• WORK TO COMPLETE:
Write out each entry again. Keep every word exactly as it is.

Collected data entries
▼▼▼

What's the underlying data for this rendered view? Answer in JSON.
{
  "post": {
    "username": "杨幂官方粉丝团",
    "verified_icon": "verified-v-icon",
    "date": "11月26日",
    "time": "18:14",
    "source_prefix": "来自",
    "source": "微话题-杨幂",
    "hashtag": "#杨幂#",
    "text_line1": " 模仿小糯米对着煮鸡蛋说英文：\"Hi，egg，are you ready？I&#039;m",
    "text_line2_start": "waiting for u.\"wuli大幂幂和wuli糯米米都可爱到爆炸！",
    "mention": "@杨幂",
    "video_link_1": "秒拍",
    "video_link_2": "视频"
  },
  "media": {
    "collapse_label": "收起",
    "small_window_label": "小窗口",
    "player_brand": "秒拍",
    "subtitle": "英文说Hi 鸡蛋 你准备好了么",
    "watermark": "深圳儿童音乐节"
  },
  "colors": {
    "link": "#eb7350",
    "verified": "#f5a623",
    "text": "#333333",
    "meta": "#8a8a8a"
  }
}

▲▲▲

• RESULT OF THIS TASK:
What's the underlying data for this rendered view? Answer in JSON.
{
  "post": {
    "username": "杨幂官方粉丝团",
    "verified_icon": "verified-v-icon",
    "date": "11月26日",
    "time": "18:14",
    "source_prefix": "来自",
    "source": "微话题-杨幂",
    "hashtag": "#杨幂#",
    "text_line1": " 模仿小糯米对着煮鸡蛋说英文：\"Hi，egg，are you ready？I&#039;m",
    "text_line2_start": "waiting for u.\"wuli大幂幂和wuli糯米米都可爱到爆炸！",
    "mention": "@杨幂",
    "video_link_1": "秒拍",
    "video_link_2": "视频"
  },
  "media": {
    "collapse_label": "收起",
    "small_window_label": "小窗口",
    "player_brand": "秒拍",
    "subtitle": "英文说Hi 鸡蛋 你准备好了么",
    "watermark": "深圳儿童音乐节"
  },
  "colors": {
    "link": "#eb7350",
    "verified": "#f5a623",
    "text": "#333333",
    "meta": "#8a8a8a"
  }
}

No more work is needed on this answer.